Exercise brief >> Spot each line in the records below where the word "colorless" occurs, then copy it.

Dataset records >>
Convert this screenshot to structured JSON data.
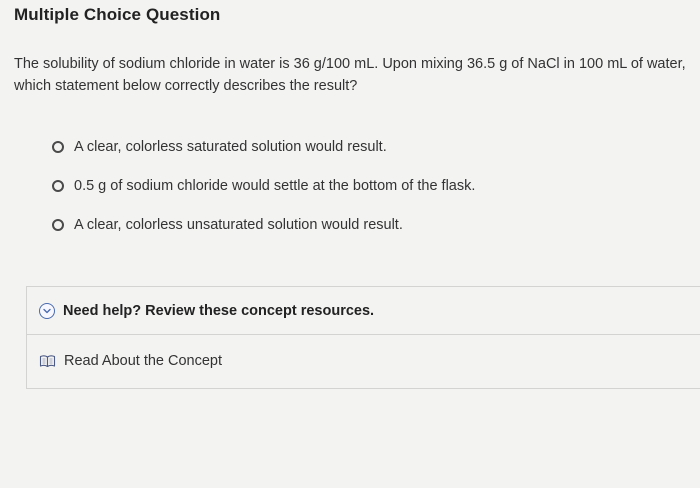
{
  "header": {
    "title": "Multiple Choice Question"
  },
  "question": {
    "text": "The solubility of sodium chloride in water is 36 g/100 mL. Upon mixing 36.5 g of NaCl in 100 mL of water, which statement below correctly describes the result?"
  },
  "options": [
    {
      "label": "A clear, colorless saturated solution would result."
    },
    {
      "label": "0.5 g of sodium chloride would settle at the bottom of the flask."
    },
    {
      "label": "A clear, colorless unsaturated solution would result."
    }
  ],
  "help": {
    "title": "Need help? Review these concept resources.",
    "resource_label": "Read About the Concept",
    "icons": {
      "toggle": "chevron-down-icon",
      "resource": "book-icon"
    },
    "colors": {
      "toggle": "#4a6bb0"
    }
  }
}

Reply >>
      "label": "A clear, colorless saturated solution would result."
      "label": "A clear, colorless unsaturated solution would result."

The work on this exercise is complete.